===== THE INPUT =====
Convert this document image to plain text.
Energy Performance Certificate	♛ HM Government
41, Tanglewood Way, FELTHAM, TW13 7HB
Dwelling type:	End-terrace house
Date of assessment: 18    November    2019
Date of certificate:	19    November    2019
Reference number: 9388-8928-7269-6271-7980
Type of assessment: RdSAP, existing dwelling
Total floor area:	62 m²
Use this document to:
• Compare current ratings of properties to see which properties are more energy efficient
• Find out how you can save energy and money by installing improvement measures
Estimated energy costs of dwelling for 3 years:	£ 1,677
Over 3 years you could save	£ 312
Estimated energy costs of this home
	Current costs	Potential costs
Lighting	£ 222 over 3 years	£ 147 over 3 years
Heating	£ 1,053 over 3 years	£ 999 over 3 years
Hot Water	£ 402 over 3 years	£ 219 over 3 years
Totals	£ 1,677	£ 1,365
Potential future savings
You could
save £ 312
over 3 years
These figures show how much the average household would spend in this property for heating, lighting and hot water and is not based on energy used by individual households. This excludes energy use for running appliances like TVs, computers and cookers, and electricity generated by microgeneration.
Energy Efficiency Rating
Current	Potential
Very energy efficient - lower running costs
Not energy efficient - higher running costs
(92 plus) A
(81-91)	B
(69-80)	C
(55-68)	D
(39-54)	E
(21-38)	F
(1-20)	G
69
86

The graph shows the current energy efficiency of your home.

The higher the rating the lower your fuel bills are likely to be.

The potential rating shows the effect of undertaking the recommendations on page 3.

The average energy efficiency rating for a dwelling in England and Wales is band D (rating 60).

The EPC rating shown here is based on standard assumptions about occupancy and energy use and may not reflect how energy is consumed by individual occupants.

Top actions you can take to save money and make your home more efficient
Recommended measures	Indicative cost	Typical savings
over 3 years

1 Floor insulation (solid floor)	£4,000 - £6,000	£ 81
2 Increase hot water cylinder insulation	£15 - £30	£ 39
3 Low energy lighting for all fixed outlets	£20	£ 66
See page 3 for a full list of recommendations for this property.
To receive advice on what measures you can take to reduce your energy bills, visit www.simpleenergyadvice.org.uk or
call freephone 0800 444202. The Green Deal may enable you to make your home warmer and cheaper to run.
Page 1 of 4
=====
Your task is to retype all the records above with nothing left out.

# TASK RESPONSE
Convert this document image to plain text.
Energy Performance Certificate	♛ HM Government
41, Tanglewood Way, FELTHAM, TW13 7HB
Dwelling type:	End-terrace house
Date of assessment: 18    November    2019
Date of certificate:	19    November    2019
Reference number: 9388-8928-7269-6271-7980
Type of assessment: RdSAP, existing dwelling
Total floor area:	62 m²
Use this document to:
• Compare current ratings of properties to see which properties are more energy efficient
• Find out how you can save energy and money by installing improvement measures
Estimated energy costs of dwelling for 3 years:	£ 1,677
Over 3 years you could save	£ 312
Estimated energy costs of this home
	Current costs	Potential costs
Lighting	£ 222 over 3 years	£ 147 over 3 years
Heating	£ 1,053 over 3 years	£ 999 over 3 years
Hot Water	£ 402 over 3 years	£ 219 over 3 years
Totals	£ 1,677	£ 1,365
Potential future savings
You could
save £ 312
over 3 years
These figures show how much the average household would spend in this property for heating, lighting and hot water and is not based on energy used by individual households. This excludes energy use for running appliances like TVs, computers and cookers, and electricity generated by microgeneration.
Energy Efficiency Rating
Current	Potential
Very energy efficient - lower running costs
Not energy efficient - higher running costs
(92 plus) A
(81-91)	B
(69-80)	C
(55-68)	D
(39-54)	E
(21-38)	F
(1-20)	G
69
86

The graph shows the current energy efficiency of your home.

The higher the rating the lower your fuel bills are likely to be.

The potential rating shows the effect of undertaking the recommendations on page 3.

The average energy efficiency rating for a dwelling in England and Wales is band D (rating 60).

The EPC rating shown here is based on standard assumptions about occupancy and energy use and may not reflect how energy is consumed by individual occupants.

Top actions you can take to save money and make your home more efficient
Recommended measures	Indicative cost	Typical savings
over 3 years

1 Floor insulation (solid floor)	£4,000 - £6,000	£ 81
2 Increase hot water cylinder insulation	£15 - £30	£ 39
3 Low energy lighting for all fixed outlets	£20	£ 66
See page 3 for a full list of recommendations for this property.
To receive advice on what measures you can take to reduce your energy bills, visit www.simpleenergyadvice.org.uk or
call freephone 0800 444202. The Green Deal may enable you to make your home warmer and cheaper to run.
Page 1 of 4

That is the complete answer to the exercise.